**WHAT TO DO:**
Restate the full set of records exactly, word for word.

**RECORDS FOR THIS TASK:**
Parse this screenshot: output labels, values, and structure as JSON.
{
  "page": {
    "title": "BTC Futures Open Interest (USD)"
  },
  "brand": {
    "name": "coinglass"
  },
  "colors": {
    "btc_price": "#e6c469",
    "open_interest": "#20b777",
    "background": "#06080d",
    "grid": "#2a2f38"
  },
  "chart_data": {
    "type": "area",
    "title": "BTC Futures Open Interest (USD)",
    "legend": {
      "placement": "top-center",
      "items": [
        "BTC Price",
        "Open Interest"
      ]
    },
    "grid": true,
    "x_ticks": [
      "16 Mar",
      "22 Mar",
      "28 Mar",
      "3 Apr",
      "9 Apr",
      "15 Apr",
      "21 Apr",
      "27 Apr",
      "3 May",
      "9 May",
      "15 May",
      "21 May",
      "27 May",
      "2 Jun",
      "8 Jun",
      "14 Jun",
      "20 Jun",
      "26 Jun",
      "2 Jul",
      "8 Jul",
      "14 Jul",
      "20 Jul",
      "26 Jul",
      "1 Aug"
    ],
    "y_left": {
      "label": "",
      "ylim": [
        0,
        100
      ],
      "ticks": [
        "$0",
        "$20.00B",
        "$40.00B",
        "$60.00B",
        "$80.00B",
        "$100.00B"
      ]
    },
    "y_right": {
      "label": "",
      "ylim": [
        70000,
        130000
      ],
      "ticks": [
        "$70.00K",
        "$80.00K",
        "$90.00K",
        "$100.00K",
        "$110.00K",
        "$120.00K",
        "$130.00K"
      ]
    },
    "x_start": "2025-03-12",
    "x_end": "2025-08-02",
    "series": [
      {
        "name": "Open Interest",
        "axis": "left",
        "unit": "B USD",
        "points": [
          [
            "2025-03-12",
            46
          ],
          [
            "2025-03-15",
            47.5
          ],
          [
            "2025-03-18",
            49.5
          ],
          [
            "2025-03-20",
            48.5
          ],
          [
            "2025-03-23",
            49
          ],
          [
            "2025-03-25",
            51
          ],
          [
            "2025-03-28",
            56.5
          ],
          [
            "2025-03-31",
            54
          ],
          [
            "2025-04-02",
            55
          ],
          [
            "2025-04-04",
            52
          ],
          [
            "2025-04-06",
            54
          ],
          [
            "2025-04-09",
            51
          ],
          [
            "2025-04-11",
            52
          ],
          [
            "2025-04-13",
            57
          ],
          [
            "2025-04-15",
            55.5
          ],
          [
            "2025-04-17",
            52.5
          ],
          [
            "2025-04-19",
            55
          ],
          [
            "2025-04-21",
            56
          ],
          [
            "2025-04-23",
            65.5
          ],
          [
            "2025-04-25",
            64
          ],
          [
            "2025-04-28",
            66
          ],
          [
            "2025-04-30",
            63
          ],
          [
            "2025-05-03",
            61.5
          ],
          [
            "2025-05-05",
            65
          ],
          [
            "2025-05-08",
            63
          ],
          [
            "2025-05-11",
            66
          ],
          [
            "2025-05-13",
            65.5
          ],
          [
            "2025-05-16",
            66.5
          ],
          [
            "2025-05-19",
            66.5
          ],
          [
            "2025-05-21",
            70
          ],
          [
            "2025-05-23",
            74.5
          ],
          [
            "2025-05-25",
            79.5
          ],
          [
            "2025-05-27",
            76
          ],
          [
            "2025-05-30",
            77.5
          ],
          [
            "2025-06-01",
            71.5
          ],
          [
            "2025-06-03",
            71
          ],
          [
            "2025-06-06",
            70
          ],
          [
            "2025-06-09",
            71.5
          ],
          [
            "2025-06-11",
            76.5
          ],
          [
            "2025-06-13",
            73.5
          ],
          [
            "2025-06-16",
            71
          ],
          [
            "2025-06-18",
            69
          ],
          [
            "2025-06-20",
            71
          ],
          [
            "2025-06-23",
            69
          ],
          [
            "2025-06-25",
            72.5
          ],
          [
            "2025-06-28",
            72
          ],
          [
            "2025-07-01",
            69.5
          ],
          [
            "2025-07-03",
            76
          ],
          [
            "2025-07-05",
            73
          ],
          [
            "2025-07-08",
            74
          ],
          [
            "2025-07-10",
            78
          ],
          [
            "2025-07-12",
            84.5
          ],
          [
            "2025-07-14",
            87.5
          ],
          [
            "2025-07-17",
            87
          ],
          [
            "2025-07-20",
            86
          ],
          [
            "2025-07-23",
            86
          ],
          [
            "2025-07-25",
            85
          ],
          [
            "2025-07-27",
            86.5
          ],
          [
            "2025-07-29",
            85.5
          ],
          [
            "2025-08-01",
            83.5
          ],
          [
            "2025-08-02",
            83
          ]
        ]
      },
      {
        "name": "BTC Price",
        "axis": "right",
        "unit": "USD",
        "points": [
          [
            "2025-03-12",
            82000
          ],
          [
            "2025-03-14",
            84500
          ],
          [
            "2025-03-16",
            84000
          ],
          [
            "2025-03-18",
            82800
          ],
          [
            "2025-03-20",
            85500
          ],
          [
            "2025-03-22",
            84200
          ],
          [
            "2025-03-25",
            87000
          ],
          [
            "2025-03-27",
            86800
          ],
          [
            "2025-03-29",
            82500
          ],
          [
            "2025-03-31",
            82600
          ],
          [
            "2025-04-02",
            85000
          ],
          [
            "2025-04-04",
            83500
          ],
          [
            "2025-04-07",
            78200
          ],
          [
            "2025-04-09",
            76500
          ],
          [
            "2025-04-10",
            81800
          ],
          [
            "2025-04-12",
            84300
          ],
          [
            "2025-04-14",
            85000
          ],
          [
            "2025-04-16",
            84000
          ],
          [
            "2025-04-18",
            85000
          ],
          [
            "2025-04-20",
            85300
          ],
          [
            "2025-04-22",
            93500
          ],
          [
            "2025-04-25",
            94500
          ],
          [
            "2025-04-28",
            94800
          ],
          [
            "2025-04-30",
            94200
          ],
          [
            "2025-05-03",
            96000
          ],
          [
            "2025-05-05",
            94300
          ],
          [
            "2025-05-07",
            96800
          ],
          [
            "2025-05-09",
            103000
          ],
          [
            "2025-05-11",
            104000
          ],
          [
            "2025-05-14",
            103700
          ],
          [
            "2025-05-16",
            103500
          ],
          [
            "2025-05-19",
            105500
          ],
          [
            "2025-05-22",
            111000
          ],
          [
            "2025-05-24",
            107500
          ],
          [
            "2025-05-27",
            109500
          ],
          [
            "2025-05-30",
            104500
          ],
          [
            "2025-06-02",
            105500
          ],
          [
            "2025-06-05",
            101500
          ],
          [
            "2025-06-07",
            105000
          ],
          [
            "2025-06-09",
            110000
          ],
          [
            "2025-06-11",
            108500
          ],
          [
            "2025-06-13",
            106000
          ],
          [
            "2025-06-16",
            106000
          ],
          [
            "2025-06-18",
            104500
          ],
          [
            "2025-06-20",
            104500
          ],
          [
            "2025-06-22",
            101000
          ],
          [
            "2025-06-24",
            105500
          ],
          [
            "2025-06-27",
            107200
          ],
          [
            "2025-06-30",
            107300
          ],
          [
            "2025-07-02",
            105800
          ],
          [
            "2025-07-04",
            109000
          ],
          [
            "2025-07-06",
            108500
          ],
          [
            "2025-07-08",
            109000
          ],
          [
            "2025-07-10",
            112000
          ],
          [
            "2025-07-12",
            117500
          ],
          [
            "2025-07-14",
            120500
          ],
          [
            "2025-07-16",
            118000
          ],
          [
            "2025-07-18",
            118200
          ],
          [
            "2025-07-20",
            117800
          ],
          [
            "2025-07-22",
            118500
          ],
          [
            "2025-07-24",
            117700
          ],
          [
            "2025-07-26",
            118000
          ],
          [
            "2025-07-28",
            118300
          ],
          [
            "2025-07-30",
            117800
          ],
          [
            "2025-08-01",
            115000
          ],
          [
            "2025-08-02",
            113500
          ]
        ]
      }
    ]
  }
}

**ANSWER TO THE PROBLEM:**
Parse this screenshot: output labels, values, and structure as JSON.
{
  "page": {
    "title": "BTC Futures Open Interest (USD)"
  },
  "brand": {
    "name": "coinglass"
  },
  "colors": {
    "btc_price": "#e6c469",
    "open_interest": "#20b777",
    "background": "#06080d",
    "grid": "#2a2f38"
  },
  "chart_data": {
    "type": "area",
    "title": "BTC Futures Open Interest (USD)",
    "legend": {
      "placement": "top-center",
      "items": [
        "BTC Price",
        "Open Interest"
      ]
    },
    "grid": true,
    "x_ticks": [
      "16 Mar",
      "22 Mar",
      "28 Mar",
      "3 Apr",
      "9 Apr",
      "15 Apr",
      "21 Apr",
      "27 Apr",
      "3 May",
      "9 May",
      "15 May",
      "21 May",
      "27 May",
      "2 Jun",
      "8 Jun",
      "14 Jun",
      "20 Jun",
      "26 Jun",
      "2 Jul",
      "8 Jul",
      "14 Jul",
      "20 Jul",
      "26 Jul",
      "1 Aug"
    ],
    "y_left": {
      "label": "",
      "ylim": [
        0,
        100
      ],
      "ticks": [
        "$0",
        "$20.00B",
        "$40.00B",
        "$60.00B",
        "$80.00B",
        "$100.00B"
      ]
    },
    "y_right": {
      "label": "",
      "ylim": [
        70000,
        130000
      ],
      "ticks": [
        "$70.00K",
        "$80.00K",
        "$90.00K",
        "$100.00K",
        "$110.00K",
        "$120.00K",
        "$130.00K"
      ]
    },
    "x_start": "2025-03-12",
    "x_end": "2025-08-02",
    "series": [
      {
        "name": "Open Interest",
        "axis": "left",
        "unit": "B USD",
        "points": [
          [
            "2025-03-12",
            46
          ],
          [
            "2025-03-15",
            47.5
          ],
          [
            "2025-03-18",
            49.5
          ],
          [
            "2025-03-20",
            48.5
          ],
          [
            "2025-03-23",
            49
          ],
          [
            "2025-03-25",
            51
          ],
          [
            "2025-03-28",
            56.5
          ],
          [
            "2025-03-31",
            54
          ],
          [
            "2025-04-02",
            55
          ],
          [
            "2025-04-04",
            52
          ],
          [
            "2025-04-06",
            54
          ],
          [
            "2025-04-09",
            51
          ],
          [
            "2025-04-11",
            52
          ],
          [
            "2025-04-13",
            57
          ],
          [
            "2025-04-15",
            55.5
          ],
          [
            "2025-04-17",
            52.5
          ],
          [
            "2025-04-19",
            55
          ],
          [
            "2025-04-21",
            56
          ],
          [
            "2025-04-23",
            65.5
          ],
          [
            "2025-04-25",
            64
          ],
          [
            "2025-04-28",
            66
          ],
          [
            "2025-04-30",
            63
          ],
          [
            "2025-05-03",
            61.5
          ],
          [
            "2025-05-05",
            65
          ],
          [
            "2025-05-08",
            63
          ],
          [
            "2025-05-11",
            66
          ],
          [
            "2025-05-13",
            65.5
          ],
          [
            "2025-05-16",
            66.5
          ],
          [
            "2025-05-19",
            66.5
          ],
          [
            "2025-05-21",
            70
          ],
          [
            "2025-05-23",
            74.5
          ],
          [
            "2025-05-25",
            79.5
          ],
          [
            "2025-05-27",
            76
          ],
          [
            "2025-05-30",
            77.5
          ],
          [
            "2025-06-01",
            71.5
          ],
          [
            "2025-06-03",
            71
          ],
          [
            "2025-06-06",
            70
          ],
          [
            "2025-06-09",
            71.5
          ],
          [
            "2025-06-11",
            76.5
          ],
          [
            "2025-06-13",
            73.5
          ],
          [
            "2025-06-16",
            71
          ],
          [
            "2025-06-18",
            69
          ],
          [
            "2025-06-20",
            71
          ],
          [
            "2025-06-23",
            69
          ],
          [
            "2025-06-25",
            72.5
          ],
          [
            "2025-06-28",
            72
          ],
          [
            "2025-07-01",
            69.5
          ],
          [
            "2025-07-03",
            76
          ],
          [
            "2025-07-05",
            73
          ],
          [
            "2025-07-08",
            74
          ],
          [
            "2025-07-10",
            78
          ],
          [
            "2025-07-12",
            84.5
          ],
          [
            "2025-07-14",
            87.5
          ],
          [
            "2025-07-17",
            87
          ],
          [
            "2025-07-20",
            86
          ],
          [
            "2025-07-23",
            86
          ],
          [
            "2025-07-25",
            85
          ],
          [
            "2025-07-27",
            86.5
          ],
          [
            "2025-07-29",
            85.5
          ],
          [
            "2025-08-01",
            83.5
          ],
          [
            "2025-08-02",
            83
          ]
        ]
      },
      {
        "name": "BTC Price",
        "axis": "right",
        "unit": "USD",
        "points": [
          [
            "2025-03-12",
            82000
          ],
          [
            "2025-03-14",
            84500
          ],
          [
            "2025-03-16",
            84000
          ],
          [
            "2025-03-18",
            82800
          ],
          [
            "2025-03-20",
            85500
          ],
          [
            "2025-03-22",
            84200
          ],
          [
            "2025-03-25",
            87000
          ],
          [
            "2025-03-27",
            86800
          ],
          [
            "2025-03-29",
            82500
          ],
          [
            "2025-03-31",
            82600
          ],
          [
            "2025-04-02",
            85000
          ],
          [
            "2025-04-04",
            83500
          ],
          [
            "2025-04-07",
            78200
          ],
          [
            "2025-04-09",
            76500
          ],
          [
            "2025-04-10",
            81800
          ],
          [
            "2025-04-12",
            84300
          ],
          [
            "2025-04-14",
            85000
          ],
          [
            "2025-04-16",
            84000
          ],
          [
            "2025-04-18",
            85000
          ],
          [
            "2025-04-20",
            85300
          ],
          [
            "2025-04-22",
            93500
          ],
          [
            "2025-04-25",
            94500
          ],
          [
            "2025-04-28",
            94800
          ],
          [
            "2025-04-30",
            94200
          ],
          [
            "2025-05-03",
            96000
          ],
          [
            "2025-05-05",
            94300
          ],
          [
            "2025-05-07",
            96800
          ],
          [
            "2025-05-09",
            103000
          ],
          [
            "2025-05-11",
            104000
          ],
          [
            "2025-05-14",
            103700
          ],
          [
            "2025-05-16",
            103500
          ],
          [
            "2025-05-19",
            105500
          ],
          [
            "2025-05-22",
            111000
          ],
          [
            "2025-05-24",
            107500
          ],
          [
            "2025-05-27",
            109500
          ],
          [
            "2025-05-30",
            104500
          ],
          [
            "2025-06-02",
            105500
          ],
          [
            "2025-06-05",
            101500
          ],
          [
            "2025-06-07",
            105000
          ],
          [
            "2025-06-09",
            110000
          ],
          [
            "2025-06-11",
            108500
          ],
          [
            "2025-06-13",
            106000
          ],
          [
            "2025-06-16",
            106000
          ],
          [
            "2025-06-18",
            104500
          ],
          [
            "2025-06-20",
            104500
          ],
          [
            "2025-06-22",
            101000
          ],
          [
            "2025-06-24",
            105500
          ],
          [
            "2025-06-27",
            107200
          ],
          [
            "2025-06-30",
            107300
          ],
          [
            "2025-07-02",
            105800
          ],
          [
            "2025-07-04",
            109000
          ],
          [
            "2025-07-06",
            108500
          ],
          [
            "2025-07-08",
            109000
          ],
          [
            "2025-07-10",
            112000
          ],
          [
            "2025-07-12",
            117500
          ],
          [
            "2025-07-14",
            120500
          ],
          [
            "2025-07-16",
            118000
          ],
          [
            "2025-07-18",
            118200
          ],
          [
            "2025-07-20",
            117800
          ],
          [
            "2025-07-22",
            118500
          ],
          [
            "2025-07-24",
            117700
          ],
          [
            "2025-07-26",
            118000
          ],
          [
            "2025-07-28",
            118300
          ],
          [
            "2025-07-30",
            117800
          ],
          [
            "2025-08-01",
            115000
          ],
          [
            "2025-08-02",
            113500
          ]
        ]
      }
    ]
  }
}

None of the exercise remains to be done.